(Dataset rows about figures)
______

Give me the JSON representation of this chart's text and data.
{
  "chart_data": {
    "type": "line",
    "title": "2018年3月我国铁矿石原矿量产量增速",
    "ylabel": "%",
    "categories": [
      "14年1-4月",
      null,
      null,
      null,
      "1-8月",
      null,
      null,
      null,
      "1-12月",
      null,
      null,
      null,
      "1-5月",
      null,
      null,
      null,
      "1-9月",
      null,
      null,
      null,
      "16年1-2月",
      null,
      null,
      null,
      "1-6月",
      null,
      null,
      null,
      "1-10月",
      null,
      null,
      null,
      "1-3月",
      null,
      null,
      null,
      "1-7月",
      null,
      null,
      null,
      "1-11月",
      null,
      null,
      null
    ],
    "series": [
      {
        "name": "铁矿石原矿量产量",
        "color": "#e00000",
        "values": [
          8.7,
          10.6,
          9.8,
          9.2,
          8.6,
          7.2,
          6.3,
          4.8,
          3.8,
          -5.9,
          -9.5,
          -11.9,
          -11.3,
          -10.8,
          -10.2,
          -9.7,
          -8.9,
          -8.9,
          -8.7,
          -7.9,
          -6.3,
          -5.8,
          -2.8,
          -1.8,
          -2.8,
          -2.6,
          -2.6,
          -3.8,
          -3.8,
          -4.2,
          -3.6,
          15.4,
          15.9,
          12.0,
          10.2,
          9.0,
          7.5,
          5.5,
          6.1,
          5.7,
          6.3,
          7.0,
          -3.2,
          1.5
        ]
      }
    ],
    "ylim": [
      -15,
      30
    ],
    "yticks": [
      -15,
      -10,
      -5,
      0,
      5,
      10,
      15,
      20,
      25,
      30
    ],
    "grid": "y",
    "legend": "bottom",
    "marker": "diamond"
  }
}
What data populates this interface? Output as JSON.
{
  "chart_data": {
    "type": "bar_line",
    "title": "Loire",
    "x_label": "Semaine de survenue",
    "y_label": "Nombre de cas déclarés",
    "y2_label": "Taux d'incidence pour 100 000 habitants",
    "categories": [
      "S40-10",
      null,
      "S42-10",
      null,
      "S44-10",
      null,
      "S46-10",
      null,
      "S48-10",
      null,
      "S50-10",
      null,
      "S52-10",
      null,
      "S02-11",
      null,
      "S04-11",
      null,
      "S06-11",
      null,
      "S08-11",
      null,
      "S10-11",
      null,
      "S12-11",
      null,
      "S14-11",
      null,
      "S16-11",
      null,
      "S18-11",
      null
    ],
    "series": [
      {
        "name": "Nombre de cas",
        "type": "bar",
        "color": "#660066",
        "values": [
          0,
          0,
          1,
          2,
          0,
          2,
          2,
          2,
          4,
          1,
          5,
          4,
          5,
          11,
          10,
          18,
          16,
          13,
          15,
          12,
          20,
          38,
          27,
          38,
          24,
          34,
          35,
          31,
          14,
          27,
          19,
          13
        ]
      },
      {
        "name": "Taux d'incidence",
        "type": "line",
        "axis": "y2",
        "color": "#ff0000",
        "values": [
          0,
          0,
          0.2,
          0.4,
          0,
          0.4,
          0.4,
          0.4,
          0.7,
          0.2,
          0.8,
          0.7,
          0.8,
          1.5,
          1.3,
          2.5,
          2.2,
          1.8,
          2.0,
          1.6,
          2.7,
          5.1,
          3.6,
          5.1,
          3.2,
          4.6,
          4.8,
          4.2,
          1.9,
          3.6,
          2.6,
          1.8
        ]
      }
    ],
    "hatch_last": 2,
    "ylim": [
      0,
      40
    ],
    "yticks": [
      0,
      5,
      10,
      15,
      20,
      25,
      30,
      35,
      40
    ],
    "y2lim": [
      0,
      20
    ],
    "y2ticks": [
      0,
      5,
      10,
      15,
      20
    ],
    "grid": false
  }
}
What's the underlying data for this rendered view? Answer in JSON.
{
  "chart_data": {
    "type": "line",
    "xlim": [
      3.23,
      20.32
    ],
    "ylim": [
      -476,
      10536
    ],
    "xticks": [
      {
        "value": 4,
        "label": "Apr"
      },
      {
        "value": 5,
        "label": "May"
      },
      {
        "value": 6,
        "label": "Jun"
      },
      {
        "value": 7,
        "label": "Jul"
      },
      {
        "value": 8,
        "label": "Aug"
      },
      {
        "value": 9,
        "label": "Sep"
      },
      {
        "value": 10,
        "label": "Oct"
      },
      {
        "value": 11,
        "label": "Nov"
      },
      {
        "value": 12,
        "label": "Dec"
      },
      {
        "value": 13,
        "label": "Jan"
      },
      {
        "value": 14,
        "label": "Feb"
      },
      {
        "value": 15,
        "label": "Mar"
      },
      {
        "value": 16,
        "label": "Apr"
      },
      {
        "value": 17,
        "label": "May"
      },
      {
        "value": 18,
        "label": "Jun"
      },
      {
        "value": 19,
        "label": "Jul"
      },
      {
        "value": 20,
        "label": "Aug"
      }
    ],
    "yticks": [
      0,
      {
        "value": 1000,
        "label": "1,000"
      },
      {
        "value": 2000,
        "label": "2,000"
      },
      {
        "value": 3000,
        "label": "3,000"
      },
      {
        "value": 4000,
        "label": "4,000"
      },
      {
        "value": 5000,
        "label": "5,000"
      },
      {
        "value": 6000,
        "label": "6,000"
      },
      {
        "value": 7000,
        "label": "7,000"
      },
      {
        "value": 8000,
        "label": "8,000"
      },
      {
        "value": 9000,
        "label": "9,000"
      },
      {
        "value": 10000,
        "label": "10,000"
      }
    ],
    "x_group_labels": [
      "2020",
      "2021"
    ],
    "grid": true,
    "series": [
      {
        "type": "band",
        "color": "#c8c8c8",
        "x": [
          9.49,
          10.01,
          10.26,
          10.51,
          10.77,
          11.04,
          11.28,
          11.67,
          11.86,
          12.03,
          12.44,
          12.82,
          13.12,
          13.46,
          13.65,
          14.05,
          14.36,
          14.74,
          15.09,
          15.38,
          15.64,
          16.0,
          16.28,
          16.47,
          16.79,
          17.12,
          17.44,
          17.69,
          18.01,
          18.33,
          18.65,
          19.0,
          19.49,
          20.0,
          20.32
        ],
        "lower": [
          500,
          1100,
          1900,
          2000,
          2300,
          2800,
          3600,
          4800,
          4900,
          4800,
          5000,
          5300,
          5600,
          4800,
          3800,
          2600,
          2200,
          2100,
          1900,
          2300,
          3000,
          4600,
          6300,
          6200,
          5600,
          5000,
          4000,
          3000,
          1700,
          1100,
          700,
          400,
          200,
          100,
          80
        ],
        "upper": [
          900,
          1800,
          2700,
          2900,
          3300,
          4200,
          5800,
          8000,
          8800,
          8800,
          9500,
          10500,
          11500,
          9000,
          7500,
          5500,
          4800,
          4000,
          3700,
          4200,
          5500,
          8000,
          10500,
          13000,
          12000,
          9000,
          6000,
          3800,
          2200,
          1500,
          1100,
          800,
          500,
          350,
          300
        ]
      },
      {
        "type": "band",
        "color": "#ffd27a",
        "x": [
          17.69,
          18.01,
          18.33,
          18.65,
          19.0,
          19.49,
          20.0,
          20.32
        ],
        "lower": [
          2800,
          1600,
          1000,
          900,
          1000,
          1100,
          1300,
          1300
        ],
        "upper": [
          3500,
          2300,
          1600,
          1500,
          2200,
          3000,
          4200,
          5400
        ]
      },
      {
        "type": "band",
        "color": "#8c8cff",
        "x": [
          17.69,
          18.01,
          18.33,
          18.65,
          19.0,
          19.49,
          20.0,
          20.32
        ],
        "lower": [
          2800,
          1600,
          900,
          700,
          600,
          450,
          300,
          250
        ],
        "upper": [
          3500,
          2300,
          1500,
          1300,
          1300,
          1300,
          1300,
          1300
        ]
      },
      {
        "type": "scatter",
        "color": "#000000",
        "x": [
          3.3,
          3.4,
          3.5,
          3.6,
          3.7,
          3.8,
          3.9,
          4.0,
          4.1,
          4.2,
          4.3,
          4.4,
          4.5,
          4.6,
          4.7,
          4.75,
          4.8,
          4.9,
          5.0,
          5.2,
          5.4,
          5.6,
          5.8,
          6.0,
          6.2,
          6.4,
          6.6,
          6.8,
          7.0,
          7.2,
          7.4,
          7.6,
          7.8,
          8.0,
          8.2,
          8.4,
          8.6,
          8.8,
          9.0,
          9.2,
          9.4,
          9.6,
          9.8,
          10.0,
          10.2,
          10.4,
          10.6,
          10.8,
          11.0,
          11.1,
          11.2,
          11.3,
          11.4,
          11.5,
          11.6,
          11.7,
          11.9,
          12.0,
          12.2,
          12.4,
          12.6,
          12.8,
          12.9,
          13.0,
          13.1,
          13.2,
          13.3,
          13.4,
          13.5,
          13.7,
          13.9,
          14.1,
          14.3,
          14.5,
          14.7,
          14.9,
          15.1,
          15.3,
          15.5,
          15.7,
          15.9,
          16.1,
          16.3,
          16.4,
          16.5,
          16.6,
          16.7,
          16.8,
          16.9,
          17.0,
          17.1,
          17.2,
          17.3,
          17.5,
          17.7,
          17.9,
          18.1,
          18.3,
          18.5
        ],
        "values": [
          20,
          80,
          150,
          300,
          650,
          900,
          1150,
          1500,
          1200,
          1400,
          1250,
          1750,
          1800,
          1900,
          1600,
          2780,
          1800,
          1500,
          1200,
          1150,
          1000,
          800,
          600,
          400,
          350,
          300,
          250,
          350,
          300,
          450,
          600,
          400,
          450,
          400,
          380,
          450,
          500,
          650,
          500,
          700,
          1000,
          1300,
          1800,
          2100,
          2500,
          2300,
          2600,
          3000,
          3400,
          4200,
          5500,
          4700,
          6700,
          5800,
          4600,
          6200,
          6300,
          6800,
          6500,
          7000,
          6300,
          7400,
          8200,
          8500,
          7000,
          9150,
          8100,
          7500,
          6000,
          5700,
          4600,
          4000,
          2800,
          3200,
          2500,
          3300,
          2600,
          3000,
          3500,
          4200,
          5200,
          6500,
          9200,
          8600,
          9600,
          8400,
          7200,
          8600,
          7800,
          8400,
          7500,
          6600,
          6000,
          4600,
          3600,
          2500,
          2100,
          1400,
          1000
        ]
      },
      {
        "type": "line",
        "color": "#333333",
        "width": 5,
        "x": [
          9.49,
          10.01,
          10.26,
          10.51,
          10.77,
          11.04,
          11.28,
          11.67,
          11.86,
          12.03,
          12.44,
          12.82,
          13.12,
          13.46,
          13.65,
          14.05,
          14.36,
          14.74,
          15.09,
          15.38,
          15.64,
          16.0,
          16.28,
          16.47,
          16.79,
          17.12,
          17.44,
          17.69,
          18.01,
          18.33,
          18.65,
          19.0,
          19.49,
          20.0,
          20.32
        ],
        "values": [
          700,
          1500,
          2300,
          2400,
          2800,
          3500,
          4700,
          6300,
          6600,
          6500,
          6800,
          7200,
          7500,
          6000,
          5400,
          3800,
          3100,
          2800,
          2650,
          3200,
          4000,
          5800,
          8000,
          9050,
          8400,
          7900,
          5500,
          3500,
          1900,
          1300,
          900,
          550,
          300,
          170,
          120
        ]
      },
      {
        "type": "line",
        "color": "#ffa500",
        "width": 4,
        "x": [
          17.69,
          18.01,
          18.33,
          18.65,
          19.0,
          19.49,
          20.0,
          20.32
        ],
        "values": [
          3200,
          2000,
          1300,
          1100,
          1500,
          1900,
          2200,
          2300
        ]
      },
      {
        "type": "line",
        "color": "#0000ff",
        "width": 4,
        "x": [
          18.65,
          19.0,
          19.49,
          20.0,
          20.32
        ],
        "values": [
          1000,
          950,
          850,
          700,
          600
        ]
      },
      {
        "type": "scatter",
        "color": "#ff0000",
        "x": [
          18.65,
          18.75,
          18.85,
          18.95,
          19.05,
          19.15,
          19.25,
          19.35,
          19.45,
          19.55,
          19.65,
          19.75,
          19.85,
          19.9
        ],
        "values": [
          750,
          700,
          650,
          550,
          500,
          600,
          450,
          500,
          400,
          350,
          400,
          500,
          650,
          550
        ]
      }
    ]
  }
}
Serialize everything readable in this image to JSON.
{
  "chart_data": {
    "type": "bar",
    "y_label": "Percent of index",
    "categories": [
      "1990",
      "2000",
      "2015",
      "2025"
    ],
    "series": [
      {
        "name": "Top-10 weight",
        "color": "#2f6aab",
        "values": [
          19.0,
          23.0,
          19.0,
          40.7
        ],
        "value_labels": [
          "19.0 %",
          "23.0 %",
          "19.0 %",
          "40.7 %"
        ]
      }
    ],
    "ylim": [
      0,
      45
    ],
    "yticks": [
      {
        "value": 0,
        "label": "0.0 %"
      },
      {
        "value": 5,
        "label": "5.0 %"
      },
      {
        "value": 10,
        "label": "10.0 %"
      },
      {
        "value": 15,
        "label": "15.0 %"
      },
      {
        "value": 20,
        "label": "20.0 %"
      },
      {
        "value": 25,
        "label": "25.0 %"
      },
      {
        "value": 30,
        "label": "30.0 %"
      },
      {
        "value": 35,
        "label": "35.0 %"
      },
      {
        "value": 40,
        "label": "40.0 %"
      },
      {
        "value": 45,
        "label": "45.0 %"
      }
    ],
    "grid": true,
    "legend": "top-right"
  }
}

______

What is being asked: Everything from the line containing "Serialize everything readable" through the final line of the listing, inclusive, must be reproduced exactly; leave out the rest.

The output:
Serialize everything readable in this image to JSON.
{
  "chart_data": {
    "type": "bar",
    "y_label": "Percent of index",
    "categories": [
      "1990",
      "2000",
      "2015",
      "2025"
    ],
    "series": [
      {
        "name": "Top-10 weight",
        "color": "#2f6aab",
        "values": [
          19.0,
          23.0,
          19.0,
          40.7
        ],
        "value_labels": [
          "19.0 %",
          "23.0 %",
          "19.0 %",
          "40.7 %"
        ]
      }
    ],
    "ylim": [
      0,
      45
    ],
    "yticks": [
      {
        "value": 0,
        "label": "0.0 %"
      },
      {
        "value": 5,
        "label": "5.0 %"
      },
      {
        "value": 10,
        "label": "10.0 %"
      },
      {
        "value": 15,
        "label": "15.0 %"
      },
      {
        "value": 20,
        "label": "20.0 %"
      },
      {
        "value": 25,
        "label": "25.0 %"
      },
      {
        "value": 30,
        "label": "30.0 %"
      },
      {
        "value": 35,
        "label": "35.0 %"
      },
      {
        "value": 40,
        "label": "40.0 %"
      },
      {
        "value": 45,
        "label": "45.0 %"
      }
    ],
    "grid": true,
    "legend": "top-right"
  }
}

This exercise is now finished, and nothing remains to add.